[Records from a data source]
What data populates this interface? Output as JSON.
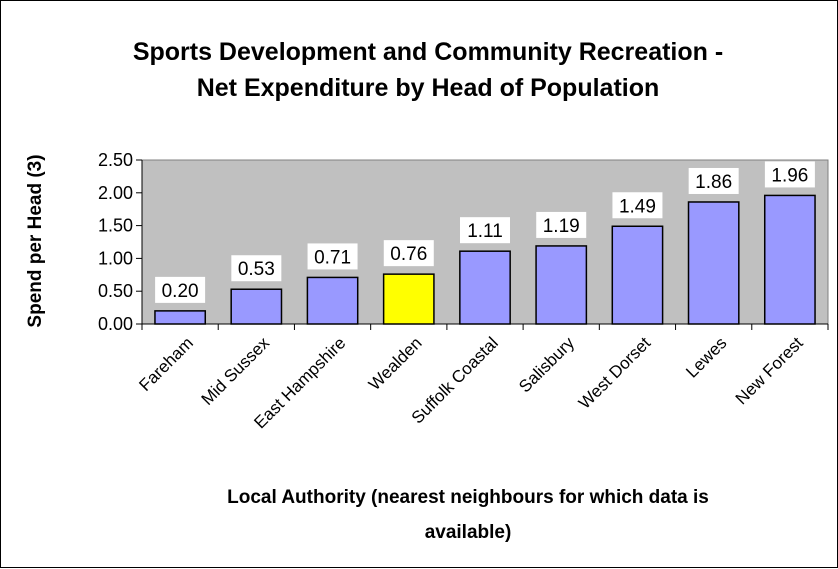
{
  "chart_data": {
    "type": "bar",
    "title_lines": [
      "Sports Development and Community Recreation -",
      "Net Expenditure by Head of Population"
    ],
    "ylabel": "Spend per Head (3)",
    "xlabel_lines": [
      "Local Authority (nearest neighbours for which data is",
      "available)"
    ],
    "categories": [
      "Fareham",
      "Mid Sussex",
      "East Hampshire",
      "Wealden",
      "Suffolk Coastal",
      "Salisbury",
      "West Dorset",
      "Lewes",
      "New Forest"
    ],
    "values": [
      0.2,
      0.53,
      0.71,
      0.76,
      1.11,
      1.19,
      1.49,
      1.86,
      1.96
    ],
    "data_labels": [
      "0.20",
      "0.53",
      "0.71",
      "0.76",
      "1.11",
      "1.19",
      "1.49",
      "1.86",
      "1.96"
    ],
    "ylim": [
      0,
      2.5
    ],
    "yticks": [
      0,
      0.5,
      1.0,
      1.5,
      2.0,
      2.5
    ],
    "ytick_labels": [
      "0.00",
      "0.50",
      "1.00",
      "1.50",
      "2.00",
      "2.50"
    ],
    "grid": false,
    "legend": "none",
    "plot_background": "#c0c0c0",
    "bar_color": "#9999ff",
    "highlight_category": "Wealden",
    "highlight_color": "#ffff00"
  }
}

* [What the task requires]
Look through the listing above. Pick out each line with "Wealden" and copy it.

* [Solution to this exercise]
      "Wealden",
    "highlight_category": "Wealden",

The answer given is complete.